[Recorded data]
--- --- ---

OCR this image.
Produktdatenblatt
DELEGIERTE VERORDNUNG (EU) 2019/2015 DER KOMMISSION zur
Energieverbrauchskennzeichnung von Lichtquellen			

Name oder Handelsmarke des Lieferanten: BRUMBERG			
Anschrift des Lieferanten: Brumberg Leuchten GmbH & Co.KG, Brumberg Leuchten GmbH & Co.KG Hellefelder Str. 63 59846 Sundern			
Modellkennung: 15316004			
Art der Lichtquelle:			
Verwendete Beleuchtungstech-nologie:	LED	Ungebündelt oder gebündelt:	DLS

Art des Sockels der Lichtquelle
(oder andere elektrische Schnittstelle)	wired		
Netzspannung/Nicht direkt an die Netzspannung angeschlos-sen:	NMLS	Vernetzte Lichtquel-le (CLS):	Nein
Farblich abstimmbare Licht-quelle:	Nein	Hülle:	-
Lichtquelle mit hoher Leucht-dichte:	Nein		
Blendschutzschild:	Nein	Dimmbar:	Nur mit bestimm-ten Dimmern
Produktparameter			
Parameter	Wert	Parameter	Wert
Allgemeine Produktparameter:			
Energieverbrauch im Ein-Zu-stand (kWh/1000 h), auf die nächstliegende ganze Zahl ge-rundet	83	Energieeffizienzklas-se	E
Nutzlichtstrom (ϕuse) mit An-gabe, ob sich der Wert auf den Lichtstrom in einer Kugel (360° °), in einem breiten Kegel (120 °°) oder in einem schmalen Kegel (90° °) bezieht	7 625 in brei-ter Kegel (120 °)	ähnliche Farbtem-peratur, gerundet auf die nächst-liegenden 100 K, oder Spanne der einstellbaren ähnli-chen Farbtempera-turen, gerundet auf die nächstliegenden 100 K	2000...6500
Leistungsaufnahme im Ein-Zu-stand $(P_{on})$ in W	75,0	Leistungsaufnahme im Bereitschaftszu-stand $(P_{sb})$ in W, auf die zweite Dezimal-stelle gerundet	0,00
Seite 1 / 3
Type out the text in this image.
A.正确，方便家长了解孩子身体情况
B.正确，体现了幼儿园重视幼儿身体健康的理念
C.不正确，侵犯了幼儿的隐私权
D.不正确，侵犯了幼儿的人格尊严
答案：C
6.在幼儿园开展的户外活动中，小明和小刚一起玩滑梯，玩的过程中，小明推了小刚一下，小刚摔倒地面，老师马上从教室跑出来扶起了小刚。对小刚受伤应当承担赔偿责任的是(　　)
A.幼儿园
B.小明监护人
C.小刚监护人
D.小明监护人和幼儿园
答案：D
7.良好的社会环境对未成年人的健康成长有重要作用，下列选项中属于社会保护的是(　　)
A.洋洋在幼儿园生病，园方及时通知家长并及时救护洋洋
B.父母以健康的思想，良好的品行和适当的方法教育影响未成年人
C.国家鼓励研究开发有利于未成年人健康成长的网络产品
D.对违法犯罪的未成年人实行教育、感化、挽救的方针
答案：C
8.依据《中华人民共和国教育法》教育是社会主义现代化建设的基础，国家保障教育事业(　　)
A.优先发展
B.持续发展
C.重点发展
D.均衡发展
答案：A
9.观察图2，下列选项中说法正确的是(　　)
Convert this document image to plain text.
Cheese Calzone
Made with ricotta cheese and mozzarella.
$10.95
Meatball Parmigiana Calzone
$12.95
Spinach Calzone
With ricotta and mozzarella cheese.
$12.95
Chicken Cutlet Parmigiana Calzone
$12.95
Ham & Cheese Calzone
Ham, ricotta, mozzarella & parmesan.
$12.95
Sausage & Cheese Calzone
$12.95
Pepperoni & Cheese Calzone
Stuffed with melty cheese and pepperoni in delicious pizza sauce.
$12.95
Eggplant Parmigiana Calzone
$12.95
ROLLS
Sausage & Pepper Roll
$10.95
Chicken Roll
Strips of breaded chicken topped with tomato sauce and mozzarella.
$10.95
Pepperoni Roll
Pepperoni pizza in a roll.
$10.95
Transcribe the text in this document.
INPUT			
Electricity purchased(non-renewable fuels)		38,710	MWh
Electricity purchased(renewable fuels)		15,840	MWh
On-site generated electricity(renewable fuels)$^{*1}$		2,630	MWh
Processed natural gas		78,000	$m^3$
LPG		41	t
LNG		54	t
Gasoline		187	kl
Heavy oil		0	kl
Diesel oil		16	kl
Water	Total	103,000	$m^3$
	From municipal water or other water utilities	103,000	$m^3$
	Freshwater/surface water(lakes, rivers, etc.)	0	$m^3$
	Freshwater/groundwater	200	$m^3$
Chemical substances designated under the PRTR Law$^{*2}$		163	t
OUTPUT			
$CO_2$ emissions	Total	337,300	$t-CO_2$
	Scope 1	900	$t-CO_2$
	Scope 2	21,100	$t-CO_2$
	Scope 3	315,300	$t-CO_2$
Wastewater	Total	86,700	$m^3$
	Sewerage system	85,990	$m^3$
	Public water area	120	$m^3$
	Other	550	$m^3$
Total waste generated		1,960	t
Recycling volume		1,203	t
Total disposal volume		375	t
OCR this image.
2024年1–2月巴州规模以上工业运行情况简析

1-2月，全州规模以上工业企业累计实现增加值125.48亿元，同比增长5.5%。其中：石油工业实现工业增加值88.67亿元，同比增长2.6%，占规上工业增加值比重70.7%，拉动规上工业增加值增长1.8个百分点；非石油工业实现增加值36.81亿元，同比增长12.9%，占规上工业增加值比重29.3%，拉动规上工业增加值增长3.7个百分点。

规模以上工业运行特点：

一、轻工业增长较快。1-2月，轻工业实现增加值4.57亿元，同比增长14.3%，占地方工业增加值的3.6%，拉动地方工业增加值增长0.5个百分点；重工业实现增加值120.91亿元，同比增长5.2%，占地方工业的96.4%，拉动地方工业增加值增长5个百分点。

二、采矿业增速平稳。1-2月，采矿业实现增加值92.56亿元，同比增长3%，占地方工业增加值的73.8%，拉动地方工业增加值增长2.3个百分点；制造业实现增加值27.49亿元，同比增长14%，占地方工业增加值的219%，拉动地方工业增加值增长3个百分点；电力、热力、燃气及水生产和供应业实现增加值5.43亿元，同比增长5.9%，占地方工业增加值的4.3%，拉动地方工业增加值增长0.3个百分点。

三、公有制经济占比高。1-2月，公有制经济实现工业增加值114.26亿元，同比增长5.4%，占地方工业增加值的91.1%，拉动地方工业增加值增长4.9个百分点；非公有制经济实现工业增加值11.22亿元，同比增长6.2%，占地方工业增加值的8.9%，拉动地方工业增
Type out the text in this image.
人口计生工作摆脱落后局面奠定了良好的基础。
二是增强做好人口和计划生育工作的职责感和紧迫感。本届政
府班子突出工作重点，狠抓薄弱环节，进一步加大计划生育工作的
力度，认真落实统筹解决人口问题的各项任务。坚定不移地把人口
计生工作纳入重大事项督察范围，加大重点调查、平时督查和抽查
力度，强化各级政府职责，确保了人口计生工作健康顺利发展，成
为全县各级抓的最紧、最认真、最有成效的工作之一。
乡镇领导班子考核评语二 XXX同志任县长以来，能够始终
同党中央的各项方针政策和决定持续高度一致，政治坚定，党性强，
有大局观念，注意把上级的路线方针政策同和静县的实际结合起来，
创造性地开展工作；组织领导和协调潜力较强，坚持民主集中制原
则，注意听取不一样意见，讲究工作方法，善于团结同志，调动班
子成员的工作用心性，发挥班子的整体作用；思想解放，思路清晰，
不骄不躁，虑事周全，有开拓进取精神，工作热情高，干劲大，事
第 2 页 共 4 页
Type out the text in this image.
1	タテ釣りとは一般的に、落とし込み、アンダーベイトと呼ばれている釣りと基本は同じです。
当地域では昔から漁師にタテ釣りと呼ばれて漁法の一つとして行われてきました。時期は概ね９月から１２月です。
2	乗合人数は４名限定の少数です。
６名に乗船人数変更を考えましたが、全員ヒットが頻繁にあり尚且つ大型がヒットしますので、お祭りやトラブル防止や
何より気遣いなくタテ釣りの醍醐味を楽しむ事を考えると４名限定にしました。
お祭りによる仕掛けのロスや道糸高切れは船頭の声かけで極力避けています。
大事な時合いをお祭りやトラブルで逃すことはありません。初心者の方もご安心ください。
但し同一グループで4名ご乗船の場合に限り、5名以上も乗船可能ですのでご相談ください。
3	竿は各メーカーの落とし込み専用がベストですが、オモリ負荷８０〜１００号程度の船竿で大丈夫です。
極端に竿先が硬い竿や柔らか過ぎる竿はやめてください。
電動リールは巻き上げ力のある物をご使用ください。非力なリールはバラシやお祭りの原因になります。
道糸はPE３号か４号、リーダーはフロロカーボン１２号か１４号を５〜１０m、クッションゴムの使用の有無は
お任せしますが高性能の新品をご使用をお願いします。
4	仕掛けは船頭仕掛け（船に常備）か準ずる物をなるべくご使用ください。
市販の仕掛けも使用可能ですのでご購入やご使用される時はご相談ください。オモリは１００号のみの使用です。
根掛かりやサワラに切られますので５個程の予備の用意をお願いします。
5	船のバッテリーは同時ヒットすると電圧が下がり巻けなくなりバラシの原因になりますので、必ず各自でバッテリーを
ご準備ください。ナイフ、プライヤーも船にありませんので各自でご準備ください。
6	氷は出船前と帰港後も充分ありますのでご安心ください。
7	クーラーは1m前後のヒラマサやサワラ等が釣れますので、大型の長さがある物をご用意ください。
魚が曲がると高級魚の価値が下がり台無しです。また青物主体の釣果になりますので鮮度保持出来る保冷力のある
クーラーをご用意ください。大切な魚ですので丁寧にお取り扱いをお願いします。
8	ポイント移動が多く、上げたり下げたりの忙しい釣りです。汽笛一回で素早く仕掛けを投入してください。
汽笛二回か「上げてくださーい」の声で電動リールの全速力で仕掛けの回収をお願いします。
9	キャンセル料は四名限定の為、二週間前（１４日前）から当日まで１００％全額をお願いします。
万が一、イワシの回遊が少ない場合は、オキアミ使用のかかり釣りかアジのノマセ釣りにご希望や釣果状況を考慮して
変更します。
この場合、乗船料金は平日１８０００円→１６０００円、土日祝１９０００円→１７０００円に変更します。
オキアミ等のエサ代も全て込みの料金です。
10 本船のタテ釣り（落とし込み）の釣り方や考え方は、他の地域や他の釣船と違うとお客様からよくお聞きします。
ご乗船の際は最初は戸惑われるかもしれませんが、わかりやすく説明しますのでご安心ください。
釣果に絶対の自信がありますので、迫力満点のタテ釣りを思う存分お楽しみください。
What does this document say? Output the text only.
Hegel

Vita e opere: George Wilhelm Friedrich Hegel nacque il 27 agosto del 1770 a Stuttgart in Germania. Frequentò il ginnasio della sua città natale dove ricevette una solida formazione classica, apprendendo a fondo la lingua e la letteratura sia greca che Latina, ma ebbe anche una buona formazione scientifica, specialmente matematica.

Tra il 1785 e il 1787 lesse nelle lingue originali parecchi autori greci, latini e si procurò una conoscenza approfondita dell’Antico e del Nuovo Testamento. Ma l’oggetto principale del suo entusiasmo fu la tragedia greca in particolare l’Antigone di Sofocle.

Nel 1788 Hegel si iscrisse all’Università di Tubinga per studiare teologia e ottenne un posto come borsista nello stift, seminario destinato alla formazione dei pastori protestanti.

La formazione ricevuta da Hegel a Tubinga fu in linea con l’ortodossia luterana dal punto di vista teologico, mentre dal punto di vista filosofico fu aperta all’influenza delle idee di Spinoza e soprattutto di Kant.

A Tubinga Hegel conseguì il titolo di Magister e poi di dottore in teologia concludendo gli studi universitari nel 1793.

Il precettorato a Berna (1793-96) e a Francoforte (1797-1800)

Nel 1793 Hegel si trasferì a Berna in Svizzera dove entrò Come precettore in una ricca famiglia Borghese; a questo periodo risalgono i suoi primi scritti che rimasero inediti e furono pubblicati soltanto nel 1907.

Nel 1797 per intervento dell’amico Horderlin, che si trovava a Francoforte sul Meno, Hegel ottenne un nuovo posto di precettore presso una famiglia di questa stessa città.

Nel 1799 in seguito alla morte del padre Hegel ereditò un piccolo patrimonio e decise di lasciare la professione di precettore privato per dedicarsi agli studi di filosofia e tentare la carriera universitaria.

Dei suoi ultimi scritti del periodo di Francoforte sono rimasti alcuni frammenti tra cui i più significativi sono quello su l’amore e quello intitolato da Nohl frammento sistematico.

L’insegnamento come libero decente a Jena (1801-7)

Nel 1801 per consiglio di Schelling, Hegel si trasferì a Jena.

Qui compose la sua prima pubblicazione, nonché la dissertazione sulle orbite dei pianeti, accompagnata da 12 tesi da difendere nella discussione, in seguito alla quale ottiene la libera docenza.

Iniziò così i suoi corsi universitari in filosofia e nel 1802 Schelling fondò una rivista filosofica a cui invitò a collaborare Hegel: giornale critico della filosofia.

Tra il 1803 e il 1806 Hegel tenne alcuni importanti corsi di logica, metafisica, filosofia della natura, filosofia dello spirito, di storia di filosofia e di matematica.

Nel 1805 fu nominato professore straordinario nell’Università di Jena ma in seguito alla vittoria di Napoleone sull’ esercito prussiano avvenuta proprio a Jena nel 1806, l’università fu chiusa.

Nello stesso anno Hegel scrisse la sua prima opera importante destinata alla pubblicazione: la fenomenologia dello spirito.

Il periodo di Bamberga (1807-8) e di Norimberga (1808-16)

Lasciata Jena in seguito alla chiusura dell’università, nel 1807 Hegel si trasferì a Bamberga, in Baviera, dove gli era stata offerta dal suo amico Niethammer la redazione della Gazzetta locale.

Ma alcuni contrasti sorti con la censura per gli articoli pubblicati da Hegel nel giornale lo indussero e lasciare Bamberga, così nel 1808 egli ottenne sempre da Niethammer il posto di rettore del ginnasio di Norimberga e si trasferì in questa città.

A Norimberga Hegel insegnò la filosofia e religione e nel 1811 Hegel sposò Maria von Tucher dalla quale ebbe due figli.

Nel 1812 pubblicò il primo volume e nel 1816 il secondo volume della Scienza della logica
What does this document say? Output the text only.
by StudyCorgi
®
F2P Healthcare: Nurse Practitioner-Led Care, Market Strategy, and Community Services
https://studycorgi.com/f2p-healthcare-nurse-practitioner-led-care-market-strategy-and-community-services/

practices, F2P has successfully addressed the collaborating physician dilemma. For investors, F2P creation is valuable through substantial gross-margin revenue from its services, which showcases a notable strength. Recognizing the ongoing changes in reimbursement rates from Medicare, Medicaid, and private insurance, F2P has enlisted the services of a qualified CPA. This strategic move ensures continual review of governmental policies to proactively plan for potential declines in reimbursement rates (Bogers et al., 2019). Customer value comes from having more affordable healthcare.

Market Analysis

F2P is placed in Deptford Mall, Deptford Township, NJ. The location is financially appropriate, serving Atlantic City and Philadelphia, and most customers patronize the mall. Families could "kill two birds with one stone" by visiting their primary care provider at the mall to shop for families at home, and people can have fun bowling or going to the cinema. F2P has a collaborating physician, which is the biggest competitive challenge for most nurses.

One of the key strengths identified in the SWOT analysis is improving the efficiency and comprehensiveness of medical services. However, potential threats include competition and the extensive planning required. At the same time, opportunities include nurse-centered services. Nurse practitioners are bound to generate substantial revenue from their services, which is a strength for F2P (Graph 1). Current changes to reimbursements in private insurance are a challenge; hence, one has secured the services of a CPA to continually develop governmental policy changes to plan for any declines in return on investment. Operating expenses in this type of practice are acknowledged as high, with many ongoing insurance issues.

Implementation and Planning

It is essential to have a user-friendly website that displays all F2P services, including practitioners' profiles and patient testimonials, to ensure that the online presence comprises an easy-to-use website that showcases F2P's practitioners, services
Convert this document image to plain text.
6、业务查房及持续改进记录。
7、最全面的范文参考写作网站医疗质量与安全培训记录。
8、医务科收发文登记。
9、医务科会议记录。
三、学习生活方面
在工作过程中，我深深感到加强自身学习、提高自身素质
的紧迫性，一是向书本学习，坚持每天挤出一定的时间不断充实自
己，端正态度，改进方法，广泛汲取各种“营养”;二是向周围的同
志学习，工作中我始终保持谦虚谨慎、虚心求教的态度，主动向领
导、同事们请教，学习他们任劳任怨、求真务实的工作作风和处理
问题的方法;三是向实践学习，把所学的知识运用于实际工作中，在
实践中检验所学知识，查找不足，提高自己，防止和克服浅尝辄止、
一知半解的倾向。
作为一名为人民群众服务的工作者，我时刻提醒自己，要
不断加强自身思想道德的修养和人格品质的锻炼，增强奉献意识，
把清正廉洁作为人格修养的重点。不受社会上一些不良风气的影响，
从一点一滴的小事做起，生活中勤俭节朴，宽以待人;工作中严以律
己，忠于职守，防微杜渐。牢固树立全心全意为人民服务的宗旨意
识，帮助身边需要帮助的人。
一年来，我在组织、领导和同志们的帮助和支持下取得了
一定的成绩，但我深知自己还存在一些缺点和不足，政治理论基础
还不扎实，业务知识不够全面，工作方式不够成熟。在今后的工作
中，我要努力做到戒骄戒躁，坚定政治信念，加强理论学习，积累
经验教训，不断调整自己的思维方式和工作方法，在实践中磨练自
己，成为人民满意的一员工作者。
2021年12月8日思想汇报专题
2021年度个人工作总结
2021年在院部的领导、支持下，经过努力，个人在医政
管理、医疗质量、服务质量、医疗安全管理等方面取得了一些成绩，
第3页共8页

--- --- ---

#### [Prompt]
Pull out every line of the records that includes the string "volume".

#### [Exercise response]
Recycling volume		1,203	t
Total disposal volume		375	t
Nel 1812 pubblicò il primo volume e nel 1816 il secondo volume della Scienza della logica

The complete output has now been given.